▶ [Exercise details]: Drop the images; return everything else in the listing below exactly.

■ ■ ■

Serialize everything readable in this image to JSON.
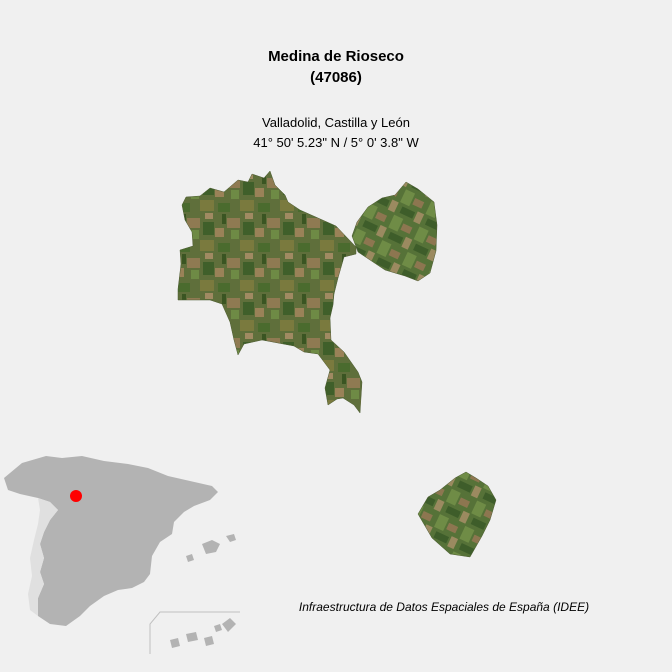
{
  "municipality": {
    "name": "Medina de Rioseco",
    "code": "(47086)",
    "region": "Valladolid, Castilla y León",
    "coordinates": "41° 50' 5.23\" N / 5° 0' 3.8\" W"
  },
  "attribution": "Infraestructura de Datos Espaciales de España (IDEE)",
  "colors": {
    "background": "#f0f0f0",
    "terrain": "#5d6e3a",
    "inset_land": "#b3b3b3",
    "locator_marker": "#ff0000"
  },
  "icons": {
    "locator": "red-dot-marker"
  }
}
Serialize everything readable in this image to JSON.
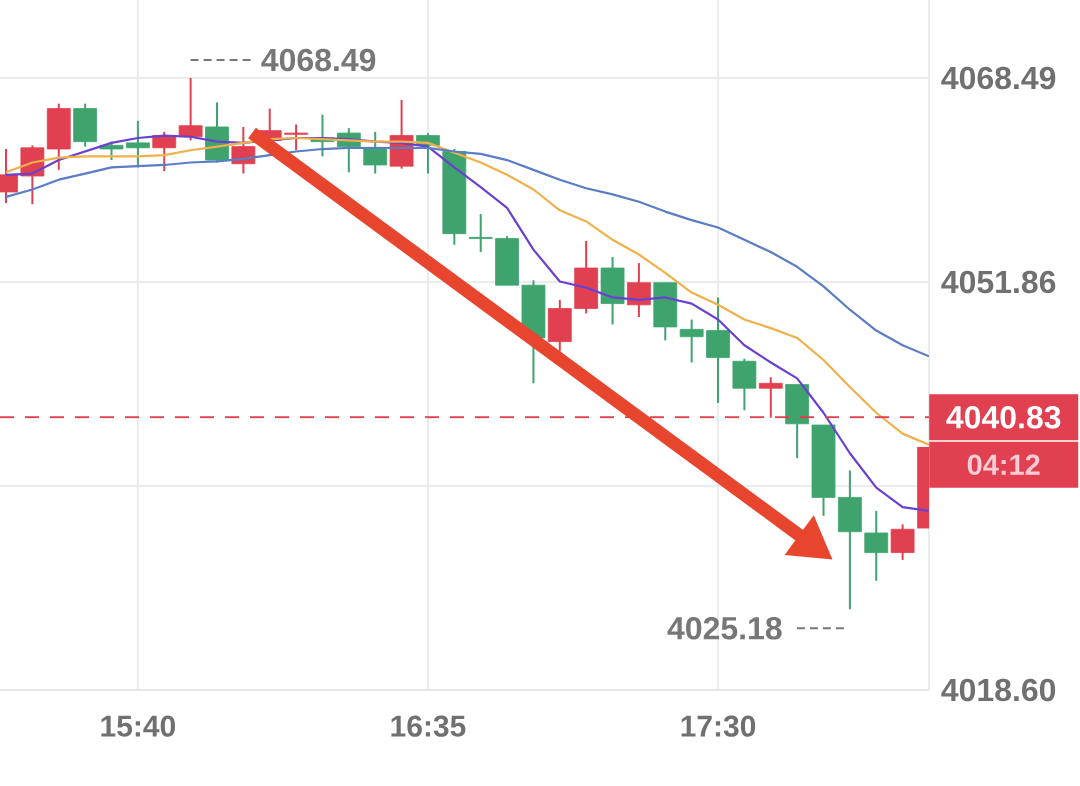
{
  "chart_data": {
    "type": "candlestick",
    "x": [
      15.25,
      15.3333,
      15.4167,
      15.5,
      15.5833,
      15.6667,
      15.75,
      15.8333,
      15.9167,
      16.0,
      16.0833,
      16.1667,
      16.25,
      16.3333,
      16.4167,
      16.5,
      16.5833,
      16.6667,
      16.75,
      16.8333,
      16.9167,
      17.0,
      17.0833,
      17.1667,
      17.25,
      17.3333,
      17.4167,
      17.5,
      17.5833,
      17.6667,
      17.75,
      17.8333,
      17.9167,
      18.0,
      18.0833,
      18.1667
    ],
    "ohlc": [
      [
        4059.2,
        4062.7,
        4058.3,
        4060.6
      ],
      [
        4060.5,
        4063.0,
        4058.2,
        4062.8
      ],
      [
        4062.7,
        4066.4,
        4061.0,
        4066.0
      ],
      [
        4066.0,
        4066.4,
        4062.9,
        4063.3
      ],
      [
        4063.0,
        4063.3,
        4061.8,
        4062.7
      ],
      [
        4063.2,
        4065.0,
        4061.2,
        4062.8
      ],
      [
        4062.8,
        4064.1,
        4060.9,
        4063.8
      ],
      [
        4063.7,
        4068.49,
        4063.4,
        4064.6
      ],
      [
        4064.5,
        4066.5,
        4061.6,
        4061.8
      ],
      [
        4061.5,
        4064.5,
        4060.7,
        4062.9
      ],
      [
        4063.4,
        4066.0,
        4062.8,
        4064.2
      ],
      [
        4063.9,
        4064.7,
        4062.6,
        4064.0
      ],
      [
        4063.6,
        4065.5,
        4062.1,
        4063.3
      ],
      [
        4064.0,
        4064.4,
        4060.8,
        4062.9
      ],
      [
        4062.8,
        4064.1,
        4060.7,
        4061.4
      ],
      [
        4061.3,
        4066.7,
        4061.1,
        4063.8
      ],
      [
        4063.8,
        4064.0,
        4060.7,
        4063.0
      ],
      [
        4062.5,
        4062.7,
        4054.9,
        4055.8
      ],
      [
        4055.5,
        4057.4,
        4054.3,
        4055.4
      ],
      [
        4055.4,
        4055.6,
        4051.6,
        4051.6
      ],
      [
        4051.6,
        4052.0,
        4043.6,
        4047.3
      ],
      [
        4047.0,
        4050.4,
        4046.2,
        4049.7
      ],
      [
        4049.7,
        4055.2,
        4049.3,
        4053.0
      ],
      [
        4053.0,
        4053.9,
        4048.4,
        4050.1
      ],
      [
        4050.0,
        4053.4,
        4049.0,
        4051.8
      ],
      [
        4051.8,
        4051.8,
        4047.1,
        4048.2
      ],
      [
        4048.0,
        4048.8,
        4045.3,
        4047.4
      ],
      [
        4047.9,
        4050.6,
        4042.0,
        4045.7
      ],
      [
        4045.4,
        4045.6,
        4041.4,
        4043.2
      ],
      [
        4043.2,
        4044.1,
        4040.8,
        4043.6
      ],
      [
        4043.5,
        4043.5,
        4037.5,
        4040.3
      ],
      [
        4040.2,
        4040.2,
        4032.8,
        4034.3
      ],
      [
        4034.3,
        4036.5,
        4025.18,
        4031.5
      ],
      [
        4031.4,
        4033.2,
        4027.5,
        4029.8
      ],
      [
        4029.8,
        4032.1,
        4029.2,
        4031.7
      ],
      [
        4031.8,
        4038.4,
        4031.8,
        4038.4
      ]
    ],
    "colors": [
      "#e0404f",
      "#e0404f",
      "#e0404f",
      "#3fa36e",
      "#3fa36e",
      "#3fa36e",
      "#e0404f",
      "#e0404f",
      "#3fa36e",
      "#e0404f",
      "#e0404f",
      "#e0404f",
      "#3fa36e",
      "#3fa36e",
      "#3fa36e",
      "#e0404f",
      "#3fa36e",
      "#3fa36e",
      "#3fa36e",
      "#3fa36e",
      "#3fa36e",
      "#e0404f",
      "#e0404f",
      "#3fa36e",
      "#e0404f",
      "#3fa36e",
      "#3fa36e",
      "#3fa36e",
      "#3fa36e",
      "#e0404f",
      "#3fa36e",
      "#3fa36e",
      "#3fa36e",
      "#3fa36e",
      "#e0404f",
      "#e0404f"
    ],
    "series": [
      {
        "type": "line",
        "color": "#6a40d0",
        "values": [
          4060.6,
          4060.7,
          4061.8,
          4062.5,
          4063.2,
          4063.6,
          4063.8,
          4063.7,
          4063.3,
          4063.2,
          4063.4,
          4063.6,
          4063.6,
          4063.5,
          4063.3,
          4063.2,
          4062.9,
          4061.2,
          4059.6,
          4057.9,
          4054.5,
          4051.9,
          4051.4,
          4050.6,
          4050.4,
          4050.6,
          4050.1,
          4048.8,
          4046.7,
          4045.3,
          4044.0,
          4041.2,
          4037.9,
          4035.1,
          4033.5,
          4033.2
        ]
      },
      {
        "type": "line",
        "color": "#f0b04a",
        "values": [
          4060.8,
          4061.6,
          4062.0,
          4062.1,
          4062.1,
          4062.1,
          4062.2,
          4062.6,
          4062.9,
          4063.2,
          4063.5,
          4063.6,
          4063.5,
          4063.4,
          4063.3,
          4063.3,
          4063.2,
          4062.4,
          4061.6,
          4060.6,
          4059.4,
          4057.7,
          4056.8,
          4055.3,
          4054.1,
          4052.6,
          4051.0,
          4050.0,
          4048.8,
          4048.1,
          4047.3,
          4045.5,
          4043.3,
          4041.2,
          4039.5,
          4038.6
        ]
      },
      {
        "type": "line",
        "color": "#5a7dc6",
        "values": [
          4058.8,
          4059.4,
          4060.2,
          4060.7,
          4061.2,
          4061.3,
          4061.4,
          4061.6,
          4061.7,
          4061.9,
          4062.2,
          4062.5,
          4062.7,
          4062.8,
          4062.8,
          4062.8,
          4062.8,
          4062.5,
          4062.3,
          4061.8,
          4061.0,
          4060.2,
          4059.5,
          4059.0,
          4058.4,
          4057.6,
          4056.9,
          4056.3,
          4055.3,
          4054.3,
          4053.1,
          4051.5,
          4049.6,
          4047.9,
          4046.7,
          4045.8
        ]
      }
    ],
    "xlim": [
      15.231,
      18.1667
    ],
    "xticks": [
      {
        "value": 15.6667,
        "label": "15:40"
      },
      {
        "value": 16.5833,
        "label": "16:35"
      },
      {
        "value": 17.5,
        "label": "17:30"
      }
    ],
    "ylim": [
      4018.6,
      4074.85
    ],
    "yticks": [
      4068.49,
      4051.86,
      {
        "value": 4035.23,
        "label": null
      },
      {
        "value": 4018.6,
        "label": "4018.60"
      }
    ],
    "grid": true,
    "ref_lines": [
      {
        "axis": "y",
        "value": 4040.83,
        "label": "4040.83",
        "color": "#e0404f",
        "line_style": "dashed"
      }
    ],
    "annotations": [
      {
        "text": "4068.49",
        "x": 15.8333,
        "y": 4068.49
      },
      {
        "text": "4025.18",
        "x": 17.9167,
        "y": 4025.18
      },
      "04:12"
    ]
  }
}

■ ■ ■

▶ [Solution for this problem]:
Serialize everything readable in this image to JSON.
{
  "municipality": {
    "name": "Medina de Rioseco",
    "code": "(47086)",
    "region": "Valladolid, Castilla y León",
    "coordinates": "41° 50' 5.23\" N / 5° 0' 3.8\" W"
  },
  "attribution": "Infraestructura de Datos Espaciales de España (IDEE)",
  "colors": {
    "background": "#f0f0f0",
    "terrain": "#5d6e3a",
    "inset_land": "#b3b3b3",
    "locator_marker": "#ff0000"
  },
  "icons": {
    "locator": "red-dot-marker"
  }
}
Serialize everything readable in this image to JSON.
{
  "chart_data": {
    "type": "candlestick",
    "x": [
      15.25,
      15.3333,
      15.4167,
      15.5,
      15.5833,
      15.6667,
      15.75,
      15.8333,
      15.9167,
      16.0,
      16.0833,
      16.1667,
      16.25,
      16.3333,
      16.4167,
      16.5,
      16.5833,
      16.6667,
      16.75,
      16.8333,
      16.9167,
      17.0,
      17.0833,
      17.1667,
      17.25,
      17.3333,
      17.4167,
      17.5,
      17.5833,
      17.6667,
      17.75,
      17.8333,
      17.9167,
      18.0,
      18.0833,
      18.1667
    ],
    "ohlc": [
      [
        4059.2,
        4062.7,
        4058.3,
        4060.6
      ],
      [
        4060.5,
        4063.0,
        4058.2,
        4062.8
      ],
      [
        4062.7,
        4066.4,
        4061.0,
        4066.0
      ],
      [
        4066.0,
        4066.4,
        4062.9,
        4063.3
      ],
      [
        4063.0,
        4063.3,
        4061.8,
        4062.7
      ],
      [
        4063.2,
        4065.0,
        4061.2,
        4062.8
      ],
      [
        4062.8,
        4064.1,
        4060.9,
        4063.8
      ],
      [
        4063.7,
        4068.49,
        4063.4,
        4064.6
      ],
      [
        4064.5,
        4066.5,
        4061.6,
        4061.8
      ],
      [
        4061.5,
        4064.5,
        4060.7,
        4062.9
      ],
      [
        4063.4,
        4066.0,
        4062.8,
        4064.2
      ],
      [
        4063.9,
        4064.7,
        4062.6,
        4064.0
      ],
      [
        4063.6,
        4065.5,
        4062.1,
        4063.3
      ],
      [
        4064.0,
        4064.4,
        4060.8,
        4062.9
      ],
      [
        4062.8,
        4064.1,
        4060.7,
        4061.4
      ],
      [
        4061.3,
        4066.7,
        4061.1,
        4063.8
      ],
      [
        4063.8,
        4064.0,
        4060.7,
        4063.0
      ],
      [
        4062.5,
        4062.7,
        4054.9,
        4055.8
      ],
      [
        4055.5,
        4057.4,
        4054.3,
        4055.4
      ],
      [
        4055.4,
        4055.6,
        4051.6,
        4051.6
      ],
      [
        4051.6,
        4052.0,
        4043.6,
        4047.3
      ],
      [
        4047.0,
        4050.4,
        4046.2,
        4049.7
      ],
      [
        4049.7,
        4055.2,
        4049.3,
        4053.0
      ],
      [
        4053.0,
        4053.9,
        4048.4,
        4050.1
      ],
      [
        4050.0,
        4053.4,
        4049.0,
        4051.8
      ],
      [
        4051.8,
        4051.8,
        4047.1,
        4048.2
      ],
      [
        4048.0,
        4048.8,
        4045.3,
        4047.4
      ],
      [
        4047.9,
        4050.6,
        4042.0,
        4045.7
      ],
      [
        4045.4,
        4045.6,
        4041.4,
        4043.2
      ],
      [
        4043.2,
        4044.1,
        4040.8,
        4043.6
      ],
      [
        4043.5,
        4043.5,
        4037.5,
        4040.3
      ],
      [
        4040.2,
        4040.2,
        4032.8,
        4034.3
      ],
      [
        4034.3,
        4036.5,
        4025.18,
        4031.5
      ],
      [
        4031.4,
        4033.2,
        4027.5,
        4029.8
      ],
      [
        4029.8,
        4032.1,
        4029.2,
        4031.7
      ],
      [
        4031.8,
        4038.4,
        4031.8,
        4038.4
      ]
    ],
    "colors": [
      "#e0404f",
      "#e0404f",
      "#e0404f",
      "#3fa36e",
      "#3fa36e",
      "#3fa36e",
      "#e0404f",
      "#e0404f",
      "#3fa36e",
      "#e0404f",
      "#e0404f",
      "#e0404f",
      "#3fa36e",
      "#3fa36e",
      "#3fa36e",
      "#e0404f",
      "#3fa36e",
      "#3fa36e",
      "#3fa36e",
      "#3fa36e",
      "#3fa36e",
      "#e0404f",
      "#e0404f",
      "#3fa36e",
      "#e0404f",
      "#3fa36e",
      "#3fa36e",
      "#3fa36e",
      "#3fa36e",
      "#e0404f",
      "#3fa36e",
      "#3fa36e",
      "#3fa36e",
      "#3fa36e",
      "#e0404f",
      "#e0404f"
    ],
    "series": [
      {
        "type": "line",
        "color": "#6a40d0",
        "values": [
          4060.6,
          4060.7,
          4061.8,
          4062.5,
          4063.2,
          4063.6,
          4063.8,
          4063.7,
          4063.3,
          4063.2,
          4063.4,
          4063.6,
          4063.6,
          4063.5,
          4063.3,
          4063.2,
          4062.9,
          4061.2,
          4059.6,
          4057.9,
          4054.5,
          4051.9,
          4051.4,
          4050.6,
          4050.4,
          4050.6,
          4050.1,
          4048.8,
          4046.7,
          4045.3,
          4044.0,
          4041.2,
          4037.9,
          4035.1,
          4033.5,
          4033.2
        ]
      },
      {
        "type": "line",
        "color": "#f0b04a",
        "values": [
          4060.8,
          4061.6,
          4062.0,
          4062.1,
          4062.1,
          4062.1,
          4062.2,
          4062.6,
          4062.9,
          4063.2,
          4063.5,
          4063.6,
          4063.5,
          4063.4,
          4063.3,
          4063.3,
          4063.2,
          4062.4,
          4061.6,
          4060.6,
          4059.4,
          4057.7,
          4056.8,
          4055.3,
          4054.1,
          4052.6,
          4051.0,
          4050.0,
          4048.8,
          4048.1,
          4047.3,
          4045.5,
          4043.3,
          4041.2,
          4039.5,
          4038.6
        ]
      },
      {
        "type": "line",
        "color": "#5a7dc6",
        "values": [
          4058.8,
          4059.4,
          4060.2,
          4060.7,
          4061.2,
          4061.3,
          4061.4,
          4061.6,
          4061.7,
          4061.9,
          4062.2,
          4062.5,
          4062.7,
          4062.8,
          4062.8,
          4062.8,
          4062.8,
          4062.5,
          4062.3,
          4061.8,
          4061.0,
          4060.2,
          4059.5,
          4059.0,
          4058.4,
          4057.6,
          4056.9,
          4056.3,
          4055.3,
          4054.3,
          4053.1,
          4051.5,
          4049.6,
          4047.9,
          4046.7,
          4045.8
        ]
      }
    ],
    "xlim": [
      15.231,
      18.1667
    ],
    "xticks": [
      {
        "value": 15.6667,
        "label": "15:40"
      },
      {
        "value": 16.5833,
        "label": "16:35"
      },
      {
        "value": 17.5,
        "label": "17:30"
      }
    ],
    "ylim": [
      4018.6,
      4074.85
    ],
    "yticks": [
      4068.49,
      4051.86,
      {
        "value": 4035.23,
        "label": null
      },
      {
        "value": 4018.6,
        "label": "4018.60"
      }
    ],
    "grid": true,
    "ref_lines": [
      {
        "axis": "y",
        "value": 4040.83,
        "label": "4040.83",
        "color": "#e0404f",
        "line_style": "dashed"
      }
    ],
    "annotations": [
      {
        "text": "4068.49",
        "x": 15.8333,
        "y": 4068.49
      },
      {
        "text": "4025.18",
        "x": 17.9167,
        "y": 4025.18
      },
      "04:12"
    ]
  }
}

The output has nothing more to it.